**Work to complete**
From the entries below, gather every line containing the string "ymax".

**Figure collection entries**
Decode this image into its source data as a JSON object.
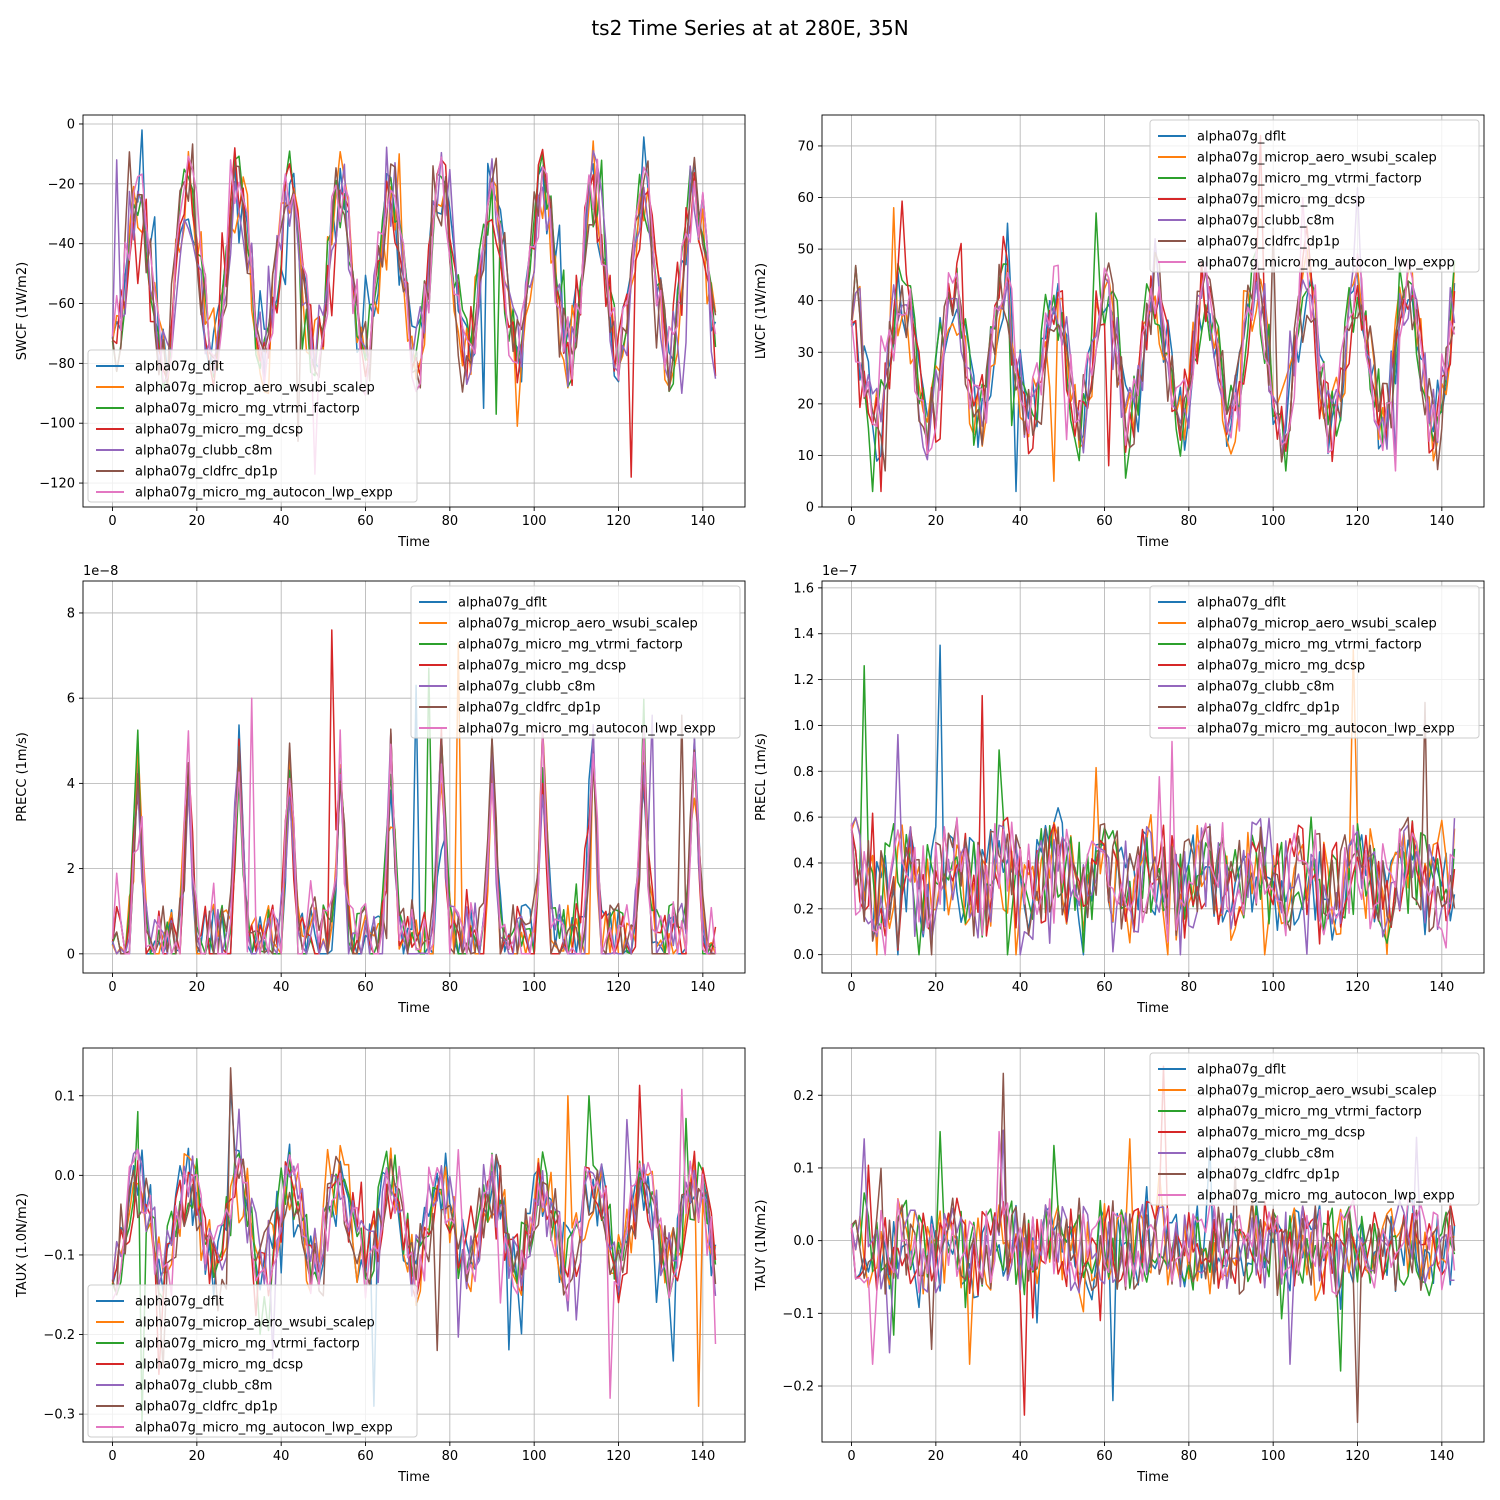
{
  "figure_title": "ts2 Time Series at at 280E, 35N",
  "series_names": [
    "alpha07g_dflt",
    "alpha07g_microp_aero_wsubi_scalep",
    "alpha07g_micro_mg_vtrmi_factorp",
    "alpha07g_micro_mg_dcsp",
    "alpha07g_clubb_c8m",
    "alpha07g_cldfrc_dp1p",
    "alpha07g_micro_mg_autocon_lwp_expp"
  ],
  "series_colors": [
    "#1f77b4",
    "#ff7f0e",
    "#2ca02c",
    "#d62728",
    "#9467bd",
    "#8c564b",
    "#e377c2"
  ],
  "chart_data": [
    {
      "type": "line",
      "xlabel": "Time",
      "ylabel": "SWCF (1W/m2)",
      "xlim": [
        -7,
        150
      ],
      "ylim": [
        -128,
        3
      ],
      "xticks": [
        0,
        20,
        40,
        60,
        80,
        100,
        120,
        140
      ],
      "yticks": [
        -120,
        -100,
        -80,
        -60,
        -40,
        -20,
        0
      ],
      "scale_label": "",
      "legend": "lower-left",
      "grid": true,
      "n_points": 144,
      "pattern": {
        "kind": "seasonal",
        "base": -50,
        "amp": 28,
        "noise": 14,
        "ymin": -120,
        "ymax": -2
      },
      "series": [
        {
          "name": "alpha07g_dflt",
          "min": -95,
          "max": -2
        },
        {
          "name": "alpha07g_microp_aero_wsubi_scalep",
          "min": -101,
          "max": -10
        },
        {
          "name": "alpha07g_micro_mg_vtrmi_factorp",
          "min": -97,
          "max": -10
        },
        {
          "name": "alpha07g_micro_mg_dcsp",
          "min": -118,
          "max": -8
        },
        {
          "name": "alpha07g_clubb_c8m",
          "min": -90,
          "max": -12
        },
        {
          "name": "alpha07g_cldfrc_dp1p",
          "min": -106,
          "max": -14
        },
        {
          "name": "alpha07g_micro_mg_autocon_lwp_expp",
          "min": -117,
          "max": -12
        }
      ]
    },
    {
      "type": "line",
      "xlabel": "Time",
      "ylabel": "LWCF (1W/m2)",
      "xlim": [
        -7,
        150
      ],
      "ylim": [
        0,
        76
      ],
      "xticks": [
        0,
        20,
        40,
        60,
        80,
        100,
        120,
        140
      ],
      "yticks": [
        0,
        10,
        20,
        30,
        40,
        50,
        60,
        70
      ],
      "scale_label": "",
      "legend": "upper-right",
      "grid": true,
      "n_points": 144,
      "pattern": {
        "kind": "seasonal",
        "base": 29,
        "amp": -13,
        "noise": 8,
        "ymin": 3,
        "ymax": 72
      },
      "series": [
        {
          "name": "alpha07g_dflt",
          "min": 3,
          "max": 55
        },
        {
          "name": "alpha07g_microp_aero_wsubi_scalep",
          "min": 5,
          "max": 58
        },
        {
          "name": "alpha07g_micro_mg_vtrmi_factorp",
          "min": 7,
          "max": 57
        },
        {
          "name": "alpha07g_micro_mg_dcsp",
          "min": 8,
          "max": 72
        },
        {
          "name": "alpha07g_clubb_c8m",
          "min": 9,
          "max": 52
        },
        {
          "name": "alpha07g_cldfrc_dp1p",
          "min": 7,
          "max": 54
        },
        {
          "name": "alpha07g_micro_mg_autocon_lwp_expp",
          "min": 7,
          "max": 60
        }
      ]
    },
    {
      "type": "line",
      "xlabel": "Time",
      "ylabel": "PRECC (1m/s)",
      "xlim": [
        -7,
        150
      ],
      "ylim": [
        -0.45,
        8.75
      ],
      "xticks": [
        0,
        20,
        40,
        60,
        80,
        100,
        120,
        140
      ],
      "yticks": [
        0,
        2,
        4,
        6,
        8
      ],
      "scale_label": "1e−8",
      "legend": "upper-right",
      "grid": true,
      "n_points": 144,
      "pattern": {
        "kind": "peaks",
        "base": 0.3,
        "amp": 4.2,
        "noise": 0.9,
        "ymin": 0,
        "ymax": 7.6
      },
      "series": [
        {
          "name": "alpha07g_dflt",
          "min": 0,
          "max": 6.3
        },
        {
          "name": "alpha07g_microp_aero_wsubi_scalep",
          "min": 0,
          "max": 7.3
        },
        {
          "name": "alpha07g_micro_mg_vtrmi_factorp",
          "min": 0,
          "max": 6.7
        },
        {
          "name": "alpha07g_micro_mg_dcsp",
          "min": 0,
          "max": 7.6
        },
        {
          "name": "alpha07g_clubb_c8m",
          "min": 0,
          "max": 5.6
        },
        {
          "name": "alpha07g_cldfrc_dp1p",
          "min": 0,
          "max": 5.6
        },
        {
          "name": "alpha07g_micro_mg_autocon_lwp_expp",
          "min": 0,
          "max": 6.0
        }
      ]
    },
    {
      "type": "line",
      "xlabel": "Time",
      "ylabel": "PRECL (1m/s)",
      "xlim": [
        -7,
        150
      ],
      "ylim": [
        -0.08,
        1.63
      ],
      "xticks": [
        0,
        20,
        40,
        60,
        80,
        100,
        120,
        140
      ],
      "yticks": [
        0.0,
        0.2,
        0.4,
        0.6,
        0.8,
        1.0,
        1.2,
        1.4,
        1.6
      ],
      "ytick_labels": [
        "0.0",
        "0.2",
        "0.4",
        "0.6",
        "0.8",
        "1.0",
        "1.2",
        "1.4",
        "1.6"
      ],
      "scale_label": "1e−7",
      "legend": "upper-right",
      "grid": true,
      "n_points": 144,
      "pattern": {
        "kind": "noisy",
        "base": 0.33,
        "amp": 0.06,
        "noise": 0.22,
        "ymin": 0.0,
        "ymax": 1.35
      },
      "series": [
        {
          "name": "alpha07g_dflt",
          "min": 0.0,
          "max": 1.35
        },
        {
          "name": "alpha07g_microp_aero_wsubi_scalep",
          "min": 0.0,
          "max": 1.33
        },
        {
          "name": "alpha07g_micro_mg_vtrmi_factorp",
          "min": 0.05,
          "max": 1.26
        },
        {
          "name": "alpha07g_micro_mg_dcsp",
          "min": 0.02,
          "max": 1.13
        },
        {
          "name": "alpha07g_clubb_c8m",
          "min": 0.05,
          "max": 0.96
        },
        {
          "name": "alpha07g_cldfrc_dp1p",
          "min": 0.03,
          "max": 1.1
        },
        {
          "name": "alpha07g_micro_mg_autocon_lwp_expp",
          "min": 0.03,
          "max": 0.93
        }
      ]
    },
    {
      "type": "line",
      "xlabel": "Time",
      "ylabel": "TAUX (1.0N/m2)",
      "xlim": [
        -7,
        150
      ],
      "ylim": [
        -0.335,
        0.16
      ],
      "xticks": [
        0,
        20,
        40,
        60,
        80,
        100,
        120,
        140
      ],
      "yticks": [
        -0.3,
        -0.2,
        -0.1,
        0.0,
        0.1
      ],
      "ytick_labels": [
        "−0.3",
        "−0.2",
        "−0.1",
        "0.0",
        "0.1"
      ],
      "scale_label": "",
      "legend": "lower-left",
      "grid": true,
      "n_points": 144,
      "pattern": {
        "kind": "seasonal",
        "base": -0.06,
        "amp": 0.05,
        "noise": 0.05,
        "ymin": -0.31,
        "ymax": 0.135
      },
      "series": [
        {
          "name": "alpha07g_dflt",
          "min": -0.29,
          "max": 0.112
        },
        {
          "name": "alpha07g_microp_aero_wsubi_scalep",
          "min": -0.29,
          "max": 0.1
        },
        {
          "name": "alpha07g_micro_mg_vtrmi_factorp",
          "min": -0.31,
          "max": 0.1
        },
        {
          "name": "alpha07g_micro_mg_dcsp",
          "min": -0.25,
          "max": 0.113
        },
        {
          "name": "alpha07g_clubb_c8m",
          "min": -0.23,
          "max": 0.07
        },
        {
          "name": "alpha07g_cldfrc_dp1p",
          "min": -0.22,
          "max": 0.135
        },
        {
          "name": "alpha07g_micro_mg_autocon_lwp_expp",
          "min": -0.28,
          "max": 0.108
        }
      ]
    },
    {
      "type": "line",
      "xlabel": "Time",
      "ylabel": "TAUY (1N/m2)",
      "xlim": [
        -7,
        150
      ],
      "ylim": [
        -0.277,
        0.265
      ],
      "xticks": [
        0,
        20,
        40,
        60,
        80,
        100,
        120,
        140
      ],
      "yticks": [
        -0.2,
        -0.1,
        0.0,
        0.1,
        0.2
      ],
      "ytick_labels": [
        "−0.2",
        "−0.1",
        "0.0",
        "0.1",
        "0.2"
      ],
      "scale_label": "",
      "legend": "upper-right",
      "grid": true,
      "n_points": 144,
      "pattern": {
        "kind": "noisy",
        "base": -0.01,
        "amp": 0.01,
        "noise": 0.06,
        "ymin": -0.25,
        "ymax": 0.24
      },
      "series": [
        {
          "name": "alpha07g_dflt",
          "min": -0.22,
          "max": 0.13
        },
        {
          "name": "alpha07g_microp_aero_wsubi_scalep",
          "min": -0.17,
          "max": 0.14
        },
        {
          "name": "alpha07g_micro_mg_vtrmi_factorp",
          "min": -0.13,
          "max": 0.15
        },
        {
          "name": "alpha07g_micro_mg_dcsp",
          "min": -0.24,
          "max": 0.24
        },
        {
          "name": "alpha07g_clubb_c8m",
          "min": -0.17,
          "max": 0.14
        },
        {
          "name": "alpha07g_cldfrc_dp1p",
          "min": -0.25,
          "max": 0.23
        },
        {
          "name": "alpha07g_micro_mg_autocon_lwp_expp",
          "min": -0.17,
          "max": 0.15
        }
      ]
    }
  ]
}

**Problem solution**
        "ymax": -2
        "ymax": 72
        "ymax": 7.6
        "ymax": 1.35
        "ymax": 0.135
        "ymax": 0.24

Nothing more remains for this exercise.